Figure data in JSON:
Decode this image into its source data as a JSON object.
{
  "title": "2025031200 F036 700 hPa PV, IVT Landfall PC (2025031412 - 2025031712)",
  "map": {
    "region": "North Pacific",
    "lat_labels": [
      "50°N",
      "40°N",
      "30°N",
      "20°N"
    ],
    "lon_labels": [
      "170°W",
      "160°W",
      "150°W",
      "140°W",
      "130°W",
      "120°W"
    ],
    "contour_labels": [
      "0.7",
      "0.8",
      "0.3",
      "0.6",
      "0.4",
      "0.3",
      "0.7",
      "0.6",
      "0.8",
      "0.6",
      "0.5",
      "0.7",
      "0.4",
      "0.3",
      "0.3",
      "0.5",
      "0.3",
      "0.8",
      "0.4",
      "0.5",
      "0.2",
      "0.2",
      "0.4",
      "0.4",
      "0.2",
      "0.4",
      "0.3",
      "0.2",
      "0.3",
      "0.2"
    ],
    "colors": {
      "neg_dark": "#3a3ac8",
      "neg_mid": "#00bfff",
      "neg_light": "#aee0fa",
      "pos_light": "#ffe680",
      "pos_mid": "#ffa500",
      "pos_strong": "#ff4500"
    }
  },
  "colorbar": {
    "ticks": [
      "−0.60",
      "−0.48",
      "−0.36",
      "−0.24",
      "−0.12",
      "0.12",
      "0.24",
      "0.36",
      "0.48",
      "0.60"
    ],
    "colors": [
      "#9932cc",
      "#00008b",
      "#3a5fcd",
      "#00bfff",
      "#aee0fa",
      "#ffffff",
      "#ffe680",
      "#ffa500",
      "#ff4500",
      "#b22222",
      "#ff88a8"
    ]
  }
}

---

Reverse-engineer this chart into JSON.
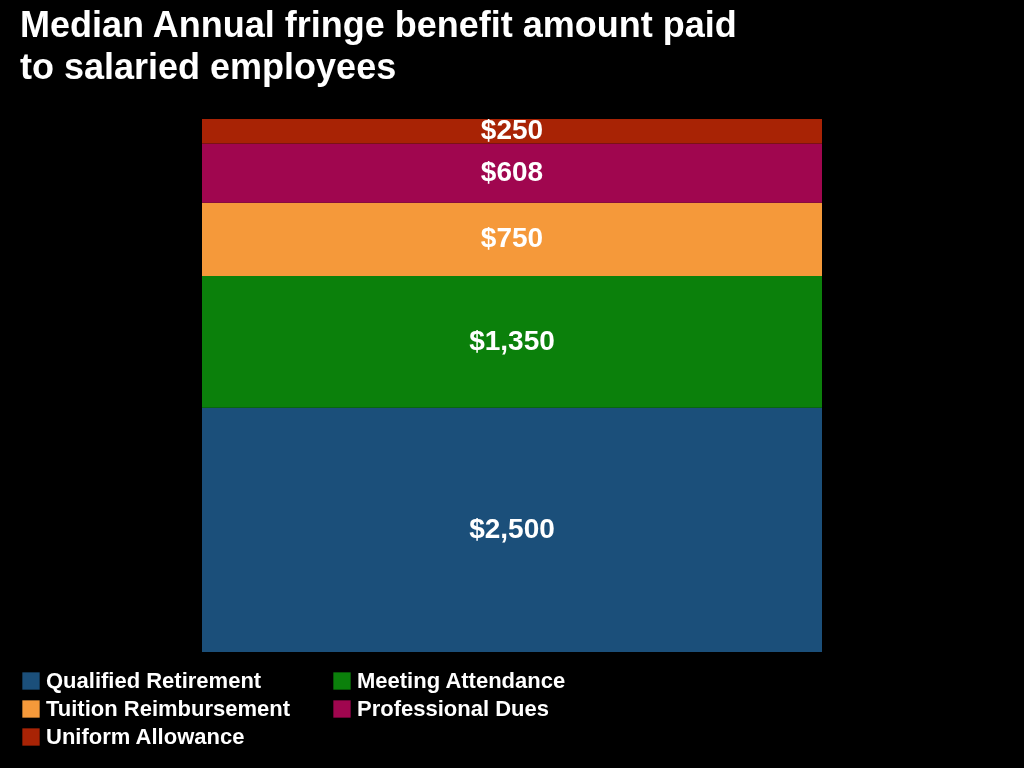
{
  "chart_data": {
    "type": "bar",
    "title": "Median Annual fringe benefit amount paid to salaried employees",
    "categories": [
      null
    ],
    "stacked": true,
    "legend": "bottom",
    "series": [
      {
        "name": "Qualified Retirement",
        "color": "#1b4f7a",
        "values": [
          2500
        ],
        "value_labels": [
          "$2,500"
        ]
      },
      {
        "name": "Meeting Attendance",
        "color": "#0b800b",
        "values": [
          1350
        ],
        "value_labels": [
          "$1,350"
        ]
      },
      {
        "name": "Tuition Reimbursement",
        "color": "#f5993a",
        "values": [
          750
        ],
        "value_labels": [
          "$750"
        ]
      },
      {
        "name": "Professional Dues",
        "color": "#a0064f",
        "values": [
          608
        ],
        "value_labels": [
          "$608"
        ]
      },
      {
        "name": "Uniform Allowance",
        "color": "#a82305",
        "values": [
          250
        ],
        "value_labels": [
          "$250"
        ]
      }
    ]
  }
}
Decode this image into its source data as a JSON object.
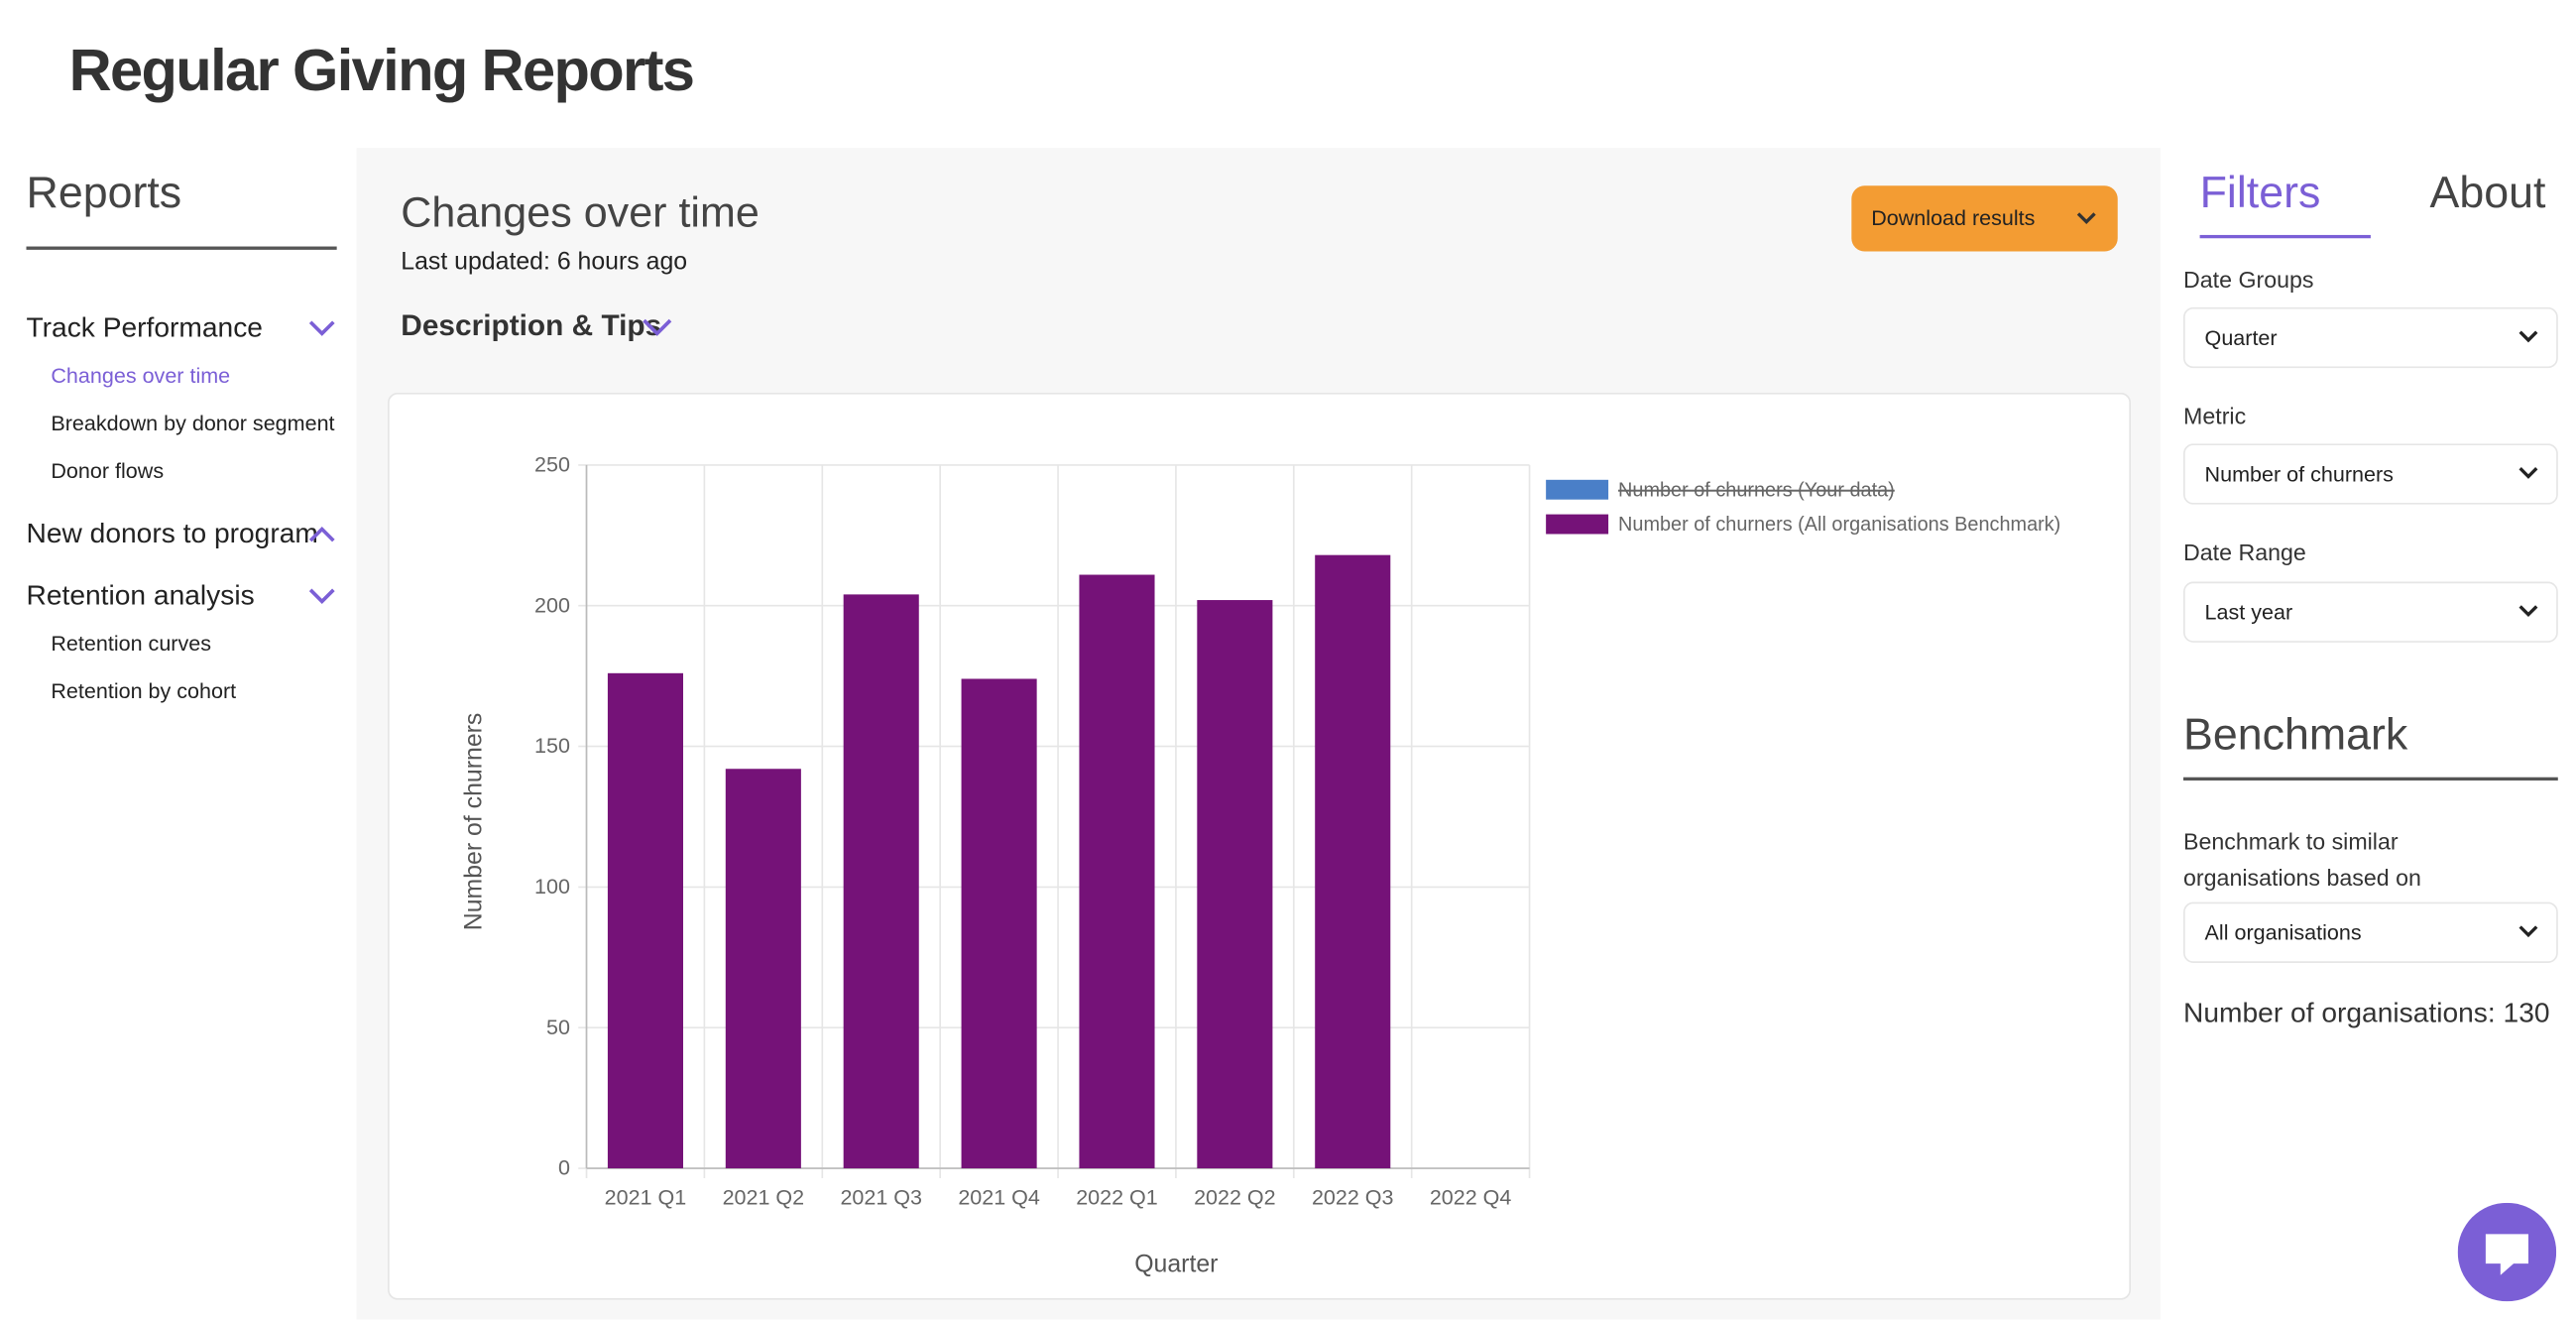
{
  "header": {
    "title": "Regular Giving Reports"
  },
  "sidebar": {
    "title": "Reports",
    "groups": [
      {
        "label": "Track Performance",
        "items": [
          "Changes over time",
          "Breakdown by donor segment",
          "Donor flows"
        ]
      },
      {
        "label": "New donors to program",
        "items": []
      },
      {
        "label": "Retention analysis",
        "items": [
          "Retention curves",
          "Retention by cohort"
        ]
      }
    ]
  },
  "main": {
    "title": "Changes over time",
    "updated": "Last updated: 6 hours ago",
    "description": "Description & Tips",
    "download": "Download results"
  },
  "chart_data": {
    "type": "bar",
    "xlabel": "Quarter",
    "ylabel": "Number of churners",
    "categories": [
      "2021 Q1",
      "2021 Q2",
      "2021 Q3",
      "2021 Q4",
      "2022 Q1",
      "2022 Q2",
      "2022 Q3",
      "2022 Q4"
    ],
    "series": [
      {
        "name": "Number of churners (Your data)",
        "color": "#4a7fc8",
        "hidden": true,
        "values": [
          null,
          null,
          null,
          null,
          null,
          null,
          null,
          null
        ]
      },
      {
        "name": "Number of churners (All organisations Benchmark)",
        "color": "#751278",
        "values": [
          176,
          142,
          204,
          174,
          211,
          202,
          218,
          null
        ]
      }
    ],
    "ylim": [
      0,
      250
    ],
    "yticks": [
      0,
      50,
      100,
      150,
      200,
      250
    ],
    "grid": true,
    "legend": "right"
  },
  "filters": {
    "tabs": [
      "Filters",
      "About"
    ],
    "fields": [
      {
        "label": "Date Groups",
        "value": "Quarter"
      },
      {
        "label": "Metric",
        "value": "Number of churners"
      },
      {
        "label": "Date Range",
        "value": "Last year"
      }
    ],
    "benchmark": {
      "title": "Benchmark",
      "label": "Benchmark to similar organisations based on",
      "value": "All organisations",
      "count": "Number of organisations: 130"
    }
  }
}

What to do » Return each line among the entries that holds the word "title".

Correct response »
  "title": "2025031200 F036 700 hPa PV, IVT Landfall PC (2025031412 - 2025031712)",
    "title": "Median Annual fringe benefit amount paid to salaried employees",
    "title": "Regular Giving Reports"
    "title": "Reports",
    "title": "Changes over time",
      "title": "Benchmark",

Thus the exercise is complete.